WHAT IS NEEDED: Comb through the entries for "color" and pull out each line that holds it.

--- Start of TASK MATERIAL ---

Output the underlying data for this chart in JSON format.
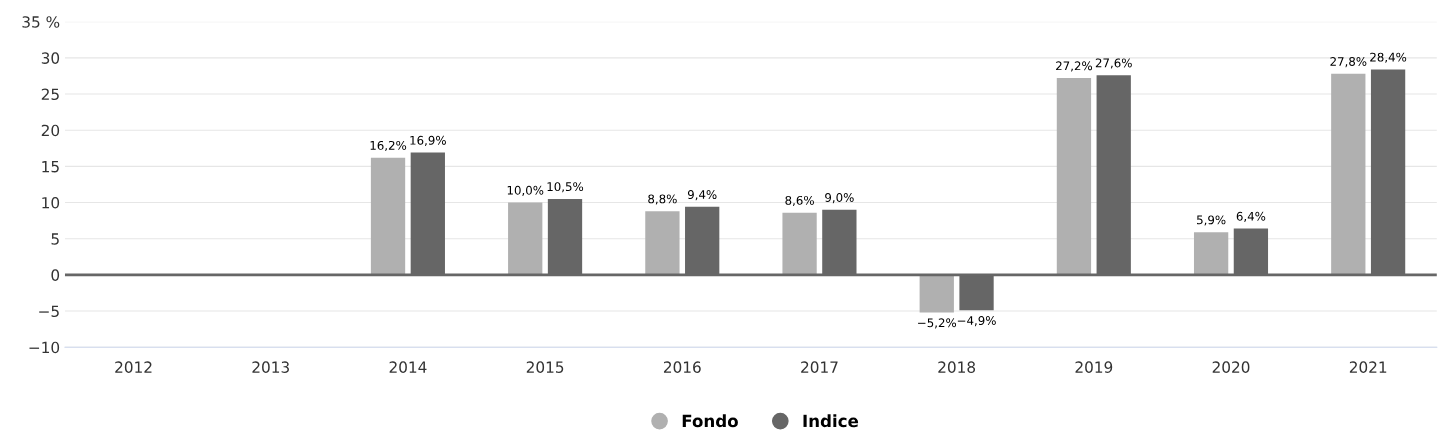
{
  "chart_data": {
    "type": "bar",
    "categories": [
      "2012",
      "2013",
      "2014",
      "2015",
      "2016",
      "2017",
      "2018",
      "2019",
      "2020",
      "2021"
    ],
    "series": [
      {
        "name": "Fondo",
        "color": "#b0b0b0",
        "values": [
          null,
          null,
          16.2,
          10.0,
          8.8,
          8.6,
          -5.2,
          27.2,
          5.9,
          27.8
        ],
        "value_labels": [
          null,
          null,
          "16,2%",
          "10,0%",
          "8,8%",
          "8,6%",
          "−5,2%",
          "27,2%",
          "5,9%",
          "27,8%"
        ]
      },
      {
        "name": "Indice",
        "color": "#666666",
        "values": [
          null,
          null,
          16.9,
          10.5,
          9.4,
          9.0,
          -4.9,
          27.6,
          6.4,
          28.4
        ],
        "value_labels": [
          null,
          null,
          "16,9%",
          "10,5%",
          "9,4%",
          "9,0%",
          "−4,9%",
          "27,6%",
          "6,4%",
          "28,4%"
        ]
      }
    ],
    "ylim": [
      -10,
      35
    ],
    "yticks": [
      {
        "value": -10,
        "label": "−10"
      },
      {
        "value": -5,
        "label": "−5"
      },
      0,
      5,
      10,
      15,
      20,
      25,
      30,
      {
        "value": 35,
        "label": "35 %"
      }
    ],
    "ref_lines": [
      {
        "axis": "y",
        "value": 0,
        "color": "#666666"
      }
    ],
    "grid": "y",
    "legend": "bottom"
  }
}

--- End of TASK MATERIAL ---

RESPONSE TO THIS EXERCISE:
        "color": "#b0b0b0",
        "color": "#666666",
        "color": "#666666"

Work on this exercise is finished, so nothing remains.